__Provided data__.
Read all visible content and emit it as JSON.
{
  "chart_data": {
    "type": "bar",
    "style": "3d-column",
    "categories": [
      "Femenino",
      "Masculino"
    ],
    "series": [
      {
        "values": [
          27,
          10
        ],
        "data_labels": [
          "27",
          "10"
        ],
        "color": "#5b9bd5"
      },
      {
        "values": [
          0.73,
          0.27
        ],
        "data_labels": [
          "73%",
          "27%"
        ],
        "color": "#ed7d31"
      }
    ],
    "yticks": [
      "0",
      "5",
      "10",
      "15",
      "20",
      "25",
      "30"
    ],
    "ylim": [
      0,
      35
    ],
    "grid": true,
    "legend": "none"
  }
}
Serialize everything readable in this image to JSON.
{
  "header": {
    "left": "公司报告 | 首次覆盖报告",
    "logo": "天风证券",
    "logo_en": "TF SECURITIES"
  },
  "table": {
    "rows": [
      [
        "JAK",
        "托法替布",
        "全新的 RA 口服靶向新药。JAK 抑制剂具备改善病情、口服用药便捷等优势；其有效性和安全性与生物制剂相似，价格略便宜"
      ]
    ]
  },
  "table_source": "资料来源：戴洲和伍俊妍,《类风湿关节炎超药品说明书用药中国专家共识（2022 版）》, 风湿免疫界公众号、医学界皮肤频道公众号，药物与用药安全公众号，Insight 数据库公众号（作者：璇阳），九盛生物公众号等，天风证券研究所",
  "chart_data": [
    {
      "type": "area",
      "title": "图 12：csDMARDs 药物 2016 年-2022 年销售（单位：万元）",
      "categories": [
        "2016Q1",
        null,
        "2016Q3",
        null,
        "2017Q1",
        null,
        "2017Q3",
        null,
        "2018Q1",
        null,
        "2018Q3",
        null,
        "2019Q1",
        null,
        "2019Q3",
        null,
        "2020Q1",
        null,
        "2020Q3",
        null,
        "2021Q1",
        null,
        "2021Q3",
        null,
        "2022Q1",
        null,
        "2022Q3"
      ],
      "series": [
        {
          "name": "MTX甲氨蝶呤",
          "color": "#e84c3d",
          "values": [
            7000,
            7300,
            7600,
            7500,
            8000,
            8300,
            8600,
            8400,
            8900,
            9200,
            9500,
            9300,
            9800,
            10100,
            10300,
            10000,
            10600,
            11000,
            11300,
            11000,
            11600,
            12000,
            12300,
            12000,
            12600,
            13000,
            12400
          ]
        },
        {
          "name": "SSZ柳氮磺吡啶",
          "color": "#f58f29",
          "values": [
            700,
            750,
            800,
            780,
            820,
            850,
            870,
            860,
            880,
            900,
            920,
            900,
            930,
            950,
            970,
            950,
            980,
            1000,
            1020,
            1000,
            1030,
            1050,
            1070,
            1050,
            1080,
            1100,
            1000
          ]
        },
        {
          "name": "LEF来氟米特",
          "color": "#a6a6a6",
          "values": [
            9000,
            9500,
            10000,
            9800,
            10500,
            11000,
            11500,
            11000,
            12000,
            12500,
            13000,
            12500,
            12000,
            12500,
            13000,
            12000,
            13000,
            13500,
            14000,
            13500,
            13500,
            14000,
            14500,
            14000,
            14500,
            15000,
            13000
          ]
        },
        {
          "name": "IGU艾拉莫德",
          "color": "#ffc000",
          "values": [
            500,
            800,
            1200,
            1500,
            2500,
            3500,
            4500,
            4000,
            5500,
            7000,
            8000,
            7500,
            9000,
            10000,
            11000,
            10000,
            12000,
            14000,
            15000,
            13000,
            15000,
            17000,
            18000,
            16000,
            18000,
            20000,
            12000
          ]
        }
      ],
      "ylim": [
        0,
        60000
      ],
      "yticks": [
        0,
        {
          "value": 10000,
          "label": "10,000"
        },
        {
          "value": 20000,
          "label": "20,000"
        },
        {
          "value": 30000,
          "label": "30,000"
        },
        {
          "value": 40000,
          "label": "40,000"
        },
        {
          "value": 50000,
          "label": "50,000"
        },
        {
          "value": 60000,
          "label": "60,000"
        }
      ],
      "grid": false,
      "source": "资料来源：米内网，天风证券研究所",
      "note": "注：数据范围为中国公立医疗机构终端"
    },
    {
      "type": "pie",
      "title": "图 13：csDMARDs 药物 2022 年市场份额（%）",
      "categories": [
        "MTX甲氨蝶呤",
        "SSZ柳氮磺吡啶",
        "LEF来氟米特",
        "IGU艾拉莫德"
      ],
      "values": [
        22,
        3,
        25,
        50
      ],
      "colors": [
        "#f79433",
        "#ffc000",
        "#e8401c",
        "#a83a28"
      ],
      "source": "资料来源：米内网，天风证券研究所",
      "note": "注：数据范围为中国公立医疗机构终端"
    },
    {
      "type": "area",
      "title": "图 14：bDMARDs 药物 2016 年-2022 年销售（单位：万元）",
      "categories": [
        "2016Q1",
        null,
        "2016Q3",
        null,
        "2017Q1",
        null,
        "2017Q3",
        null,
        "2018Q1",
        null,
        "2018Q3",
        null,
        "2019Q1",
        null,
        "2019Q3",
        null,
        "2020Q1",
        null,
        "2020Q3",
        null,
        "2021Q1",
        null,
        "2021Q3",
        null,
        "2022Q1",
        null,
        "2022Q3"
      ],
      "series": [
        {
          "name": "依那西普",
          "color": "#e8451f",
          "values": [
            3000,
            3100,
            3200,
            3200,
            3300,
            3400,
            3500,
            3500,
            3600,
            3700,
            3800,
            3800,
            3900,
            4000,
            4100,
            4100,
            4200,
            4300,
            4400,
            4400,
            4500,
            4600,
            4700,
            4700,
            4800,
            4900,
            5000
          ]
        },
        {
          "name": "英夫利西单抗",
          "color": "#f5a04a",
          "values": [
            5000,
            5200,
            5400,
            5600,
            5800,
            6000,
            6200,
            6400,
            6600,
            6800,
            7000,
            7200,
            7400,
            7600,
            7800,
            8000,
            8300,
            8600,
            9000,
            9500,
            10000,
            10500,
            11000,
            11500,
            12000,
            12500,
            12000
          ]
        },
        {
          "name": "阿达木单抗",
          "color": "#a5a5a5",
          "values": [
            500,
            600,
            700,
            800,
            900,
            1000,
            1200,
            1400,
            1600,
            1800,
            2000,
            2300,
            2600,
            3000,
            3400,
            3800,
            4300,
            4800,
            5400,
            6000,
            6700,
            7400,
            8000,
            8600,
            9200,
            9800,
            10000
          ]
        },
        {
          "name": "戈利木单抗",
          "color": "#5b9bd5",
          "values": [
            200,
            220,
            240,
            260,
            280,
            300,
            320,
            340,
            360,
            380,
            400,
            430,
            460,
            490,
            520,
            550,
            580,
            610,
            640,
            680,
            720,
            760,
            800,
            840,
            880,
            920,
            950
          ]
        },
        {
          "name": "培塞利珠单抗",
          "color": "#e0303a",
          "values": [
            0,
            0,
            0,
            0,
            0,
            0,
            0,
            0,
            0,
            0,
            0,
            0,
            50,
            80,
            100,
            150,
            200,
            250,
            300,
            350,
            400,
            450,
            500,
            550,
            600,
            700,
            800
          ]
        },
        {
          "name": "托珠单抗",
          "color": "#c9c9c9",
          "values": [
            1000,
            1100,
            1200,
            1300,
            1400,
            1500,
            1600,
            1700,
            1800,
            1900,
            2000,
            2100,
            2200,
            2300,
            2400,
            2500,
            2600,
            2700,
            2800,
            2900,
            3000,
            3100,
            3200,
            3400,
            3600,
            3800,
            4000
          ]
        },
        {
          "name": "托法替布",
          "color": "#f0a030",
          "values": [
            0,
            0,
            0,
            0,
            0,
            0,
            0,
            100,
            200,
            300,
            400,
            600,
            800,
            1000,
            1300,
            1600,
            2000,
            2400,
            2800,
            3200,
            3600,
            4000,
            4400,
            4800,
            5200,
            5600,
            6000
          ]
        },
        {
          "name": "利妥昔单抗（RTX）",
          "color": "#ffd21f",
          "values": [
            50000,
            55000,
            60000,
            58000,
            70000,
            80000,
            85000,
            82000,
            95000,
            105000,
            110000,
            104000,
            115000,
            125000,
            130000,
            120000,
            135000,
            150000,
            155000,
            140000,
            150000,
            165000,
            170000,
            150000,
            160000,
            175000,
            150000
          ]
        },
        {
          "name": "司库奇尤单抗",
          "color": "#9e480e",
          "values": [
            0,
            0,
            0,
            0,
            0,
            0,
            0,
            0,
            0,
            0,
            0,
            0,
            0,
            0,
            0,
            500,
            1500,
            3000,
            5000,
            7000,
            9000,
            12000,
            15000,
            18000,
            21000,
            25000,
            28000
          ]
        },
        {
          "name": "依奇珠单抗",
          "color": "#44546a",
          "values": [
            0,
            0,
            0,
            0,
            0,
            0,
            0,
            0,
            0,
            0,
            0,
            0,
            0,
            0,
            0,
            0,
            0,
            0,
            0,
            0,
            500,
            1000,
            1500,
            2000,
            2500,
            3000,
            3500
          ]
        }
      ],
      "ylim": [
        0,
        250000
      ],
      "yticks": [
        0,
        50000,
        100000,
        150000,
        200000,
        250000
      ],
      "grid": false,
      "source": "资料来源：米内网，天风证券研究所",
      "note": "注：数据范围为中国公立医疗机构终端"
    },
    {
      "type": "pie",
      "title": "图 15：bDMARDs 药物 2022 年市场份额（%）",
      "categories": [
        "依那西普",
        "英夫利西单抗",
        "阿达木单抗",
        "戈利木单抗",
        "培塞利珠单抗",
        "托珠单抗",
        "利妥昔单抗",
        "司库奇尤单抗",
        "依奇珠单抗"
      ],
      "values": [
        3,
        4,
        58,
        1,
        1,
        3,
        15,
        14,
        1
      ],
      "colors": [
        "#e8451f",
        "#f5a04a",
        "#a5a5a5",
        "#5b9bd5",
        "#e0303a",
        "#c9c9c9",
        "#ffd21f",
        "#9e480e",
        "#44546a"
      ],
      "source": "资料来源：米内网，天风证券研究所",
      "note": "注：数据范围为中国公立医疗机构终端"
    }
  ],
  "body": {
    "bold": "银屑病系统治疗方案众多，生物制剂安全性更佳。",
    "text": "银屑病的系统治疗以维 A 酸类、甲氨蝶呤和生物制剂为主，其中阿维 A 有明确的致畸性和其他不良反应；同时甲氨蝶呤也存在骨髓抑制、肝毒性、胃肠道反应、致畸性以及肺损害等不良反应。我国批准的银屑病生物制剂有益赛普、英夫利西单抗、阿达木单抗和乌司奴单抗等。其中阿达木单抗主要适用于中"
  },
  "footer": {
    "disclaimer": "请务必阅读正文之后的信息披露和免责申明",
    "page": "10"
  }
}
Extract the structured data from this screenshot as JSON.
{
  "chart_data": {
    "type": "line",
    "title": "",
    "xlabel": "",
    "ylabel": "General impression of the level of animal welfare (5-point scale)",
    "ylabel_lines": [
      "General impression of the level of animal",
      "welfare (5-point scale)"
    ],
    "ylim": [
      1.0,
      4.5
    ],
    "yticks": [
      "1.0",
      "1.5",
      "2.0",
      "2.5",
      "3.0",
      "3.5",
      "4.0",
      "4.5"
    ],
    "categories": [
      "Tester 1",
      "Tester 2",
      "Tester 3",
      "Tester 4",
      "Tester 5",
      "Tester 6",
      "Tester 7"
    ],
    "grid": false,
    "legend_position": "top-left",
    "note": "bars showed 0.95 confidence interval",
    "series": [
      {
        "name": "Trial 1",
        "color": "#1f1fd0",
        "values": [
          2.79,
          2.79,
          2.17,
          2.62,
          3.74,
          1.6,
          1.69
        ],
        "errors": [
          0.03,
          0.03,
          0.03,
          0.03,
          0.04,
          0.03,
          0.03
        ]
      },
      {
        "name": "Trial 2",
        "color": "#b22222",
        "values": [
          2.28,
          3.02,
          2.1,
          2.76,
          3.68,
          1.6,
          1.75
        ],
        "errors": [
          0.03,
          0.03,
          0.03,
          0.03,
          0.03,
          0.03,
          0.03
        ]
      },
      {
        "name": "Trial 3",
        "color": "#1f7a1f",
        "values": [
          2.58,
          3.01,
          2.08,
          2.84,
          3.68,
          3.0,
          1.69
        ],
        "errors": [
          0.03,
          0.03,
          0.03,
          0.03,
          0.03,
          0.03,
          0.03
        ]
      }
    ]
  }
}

__Required task__. Find the word "General" in the material, then list each line that holds it.

__Response to the task__.
    "ylabel": "General impression of the level of animal welfare (5-point scale)",
      "General impression of the level of animal",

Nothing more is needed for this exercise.